**INSTRUCTIONS FOR THE TASK**
Copy out each line that mentions the word "color".

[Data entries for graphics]

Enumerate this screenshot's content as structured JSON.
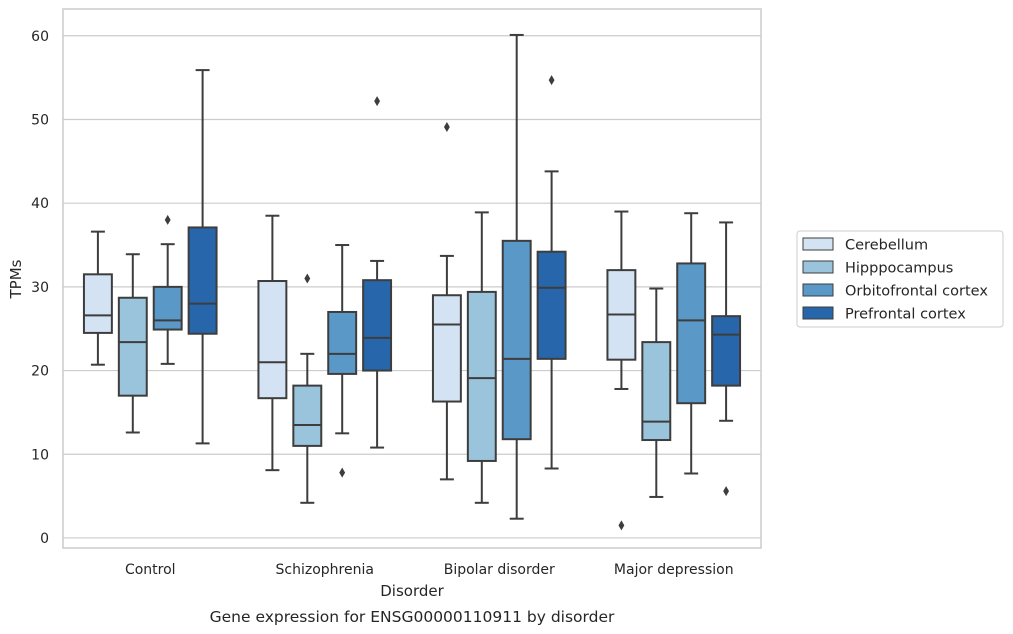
{
  "chart_data": {
    "type": "box",
    "caption": "Gene expression for ENSG00000110911 by disorder",
    "xlabel": "Disorder",
    "ylabel": "TPMs",
    "ylim": [
      -1.2,
      63.2
    ],
    "yticks": [
      0,
      10,
      20,
      30,
      40,
      50,
      60
    ],
    "grid": true,
    "legend_position": "right",
    "categories": [
      "Control",
      "Schizophrenia",
      "Bipolar disorder",
      "Major depression"
    ],
    "series": [
      {
        "name": "Cerebellum",
        "color": "#d4e3f3",
        "boxes": [
          {
            "whisker_low": 20.7,
            "q1": 24.5,
            "median": 26.6,
            "q3": 31.5,
            "whisker_high": 36.6,
            "outliers": []
          },
          {
            "whisker_low": 8.1,
            "q1": 16.7,
            "median": 21.0,
            "q3": 30.7,
            "whisker_high": 38.5,
            "outliers": []
          },
          {
            "whisker_low": 7.0,
            "q1": 16.3,
            "median": 25.5,
            "q3": 29.0,
            "whisker_high": 33.7,
            "outliers": [
              49.1
            ]
          },
          {
            "whisker_low": 17.8,
            "q1": 21.3,
            "median": 26.7,
            "q3": 32.0,
            "whisker_high": 39.0,
            "outliers": [
              1.5
            ]
          }
        ]
      },
      {
        "name": "Hipppocampus",
        "color": "#9ac3dc",
        "boxes": [
          {
            "whisker_low": 12.6,
            "q1": 17.0,
            "median": 23.4,
            "q3": 28.7,
            "whisker_high": 33.9,
            "outliers": []
          },
          {
            "whisker_low": 4.2,
            "q1": 11.0,
            "median": 13.5,
            "q3": 18.2,
            "whisker_high": 22.0,
            "outliers": [
              31.0
            ]
          },
          {
            "whisker_low": 4.2,
            "q1": 9.2,
            "median": 19.1,
            "q3": 29.4,
            "whisker_high": 38.9,
            "outliers": []
          },
          {
            "whisker_low": 4.9,
            "q1": 11.7,
            "median": 13.9,
            "q3": 23.4,
            "whisker_high": 29.8,
            "outliers": []
          }
        ]
      },
      {
        "name": "Orbitofrontal cortex",
        "color": "#5a99c7",
        "boxes": [
          {
            "whisker_low": 20.8,
            "q1": 24.9,
            "median": 26.0,
            "q3": 30.0,
            "whisker_high": 35.1,
            "outliers": [
              38.0
            ]
          },
          {
            "whisker_low": 12.5,
            "q1": 19.6,
            "median": 22.0,
            "q3": 27.0,
            "whisker_high": 35.0,
            "outliers": [
              7.8
            ]
          },
          {
            "whisker_low": 2.3,
            "q1": 11.8,
            "median": 21.4,
            "q3": 35.5,
            "whisker_high": 60.1,
            "outliers": []
          },
          {
            "whisker_low": 7.7,
            "q1": 16.1,
            "median": 26.0,
            "q3": 32.8,
            "whisker_high": 38.8,
            "outliers": []
          }
        ]
      },
      {
        "name": "Prefrontal cortex",
        "color": "#2866ab",
        "boxes": [
          {
            "whisker_low": 11.3,
            "q1": 24.4,
            "median": 28.0,
            "q3": 37.1,
            "whisker_high": 55.9,
            "outliers": []
          },
          {
            "whisker_low": 10.8,
            "q1": 20.0,
            "median": 23.9,
            "q3": 30.8,
            "whisker_high": 33.1,
            "outliers": [
              52.2
            ]
          },
          {
            "whisker_low": 8.3,
            "q1": 21.4,
            "median": 29.9,
            "q3": 34.2,
            "whisker_high": 43.8,
            "outliers": [
              54.7
            ]
          },
          {
            "whisker_low": 14.0,
            "q1": 18.2,
            "median": 24.3,
            "q3": 26.5,
            "whisker_high": 37.7,
            "outliers": [
              5.6
            ]
          }
        ]
      }
    ]
  }
}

**TASK SOLUTION**
        "color": "#d4e3f3",
        "color": "#9ac3dc",
        "color": "#5a99c7",
        "color": "#2866ab",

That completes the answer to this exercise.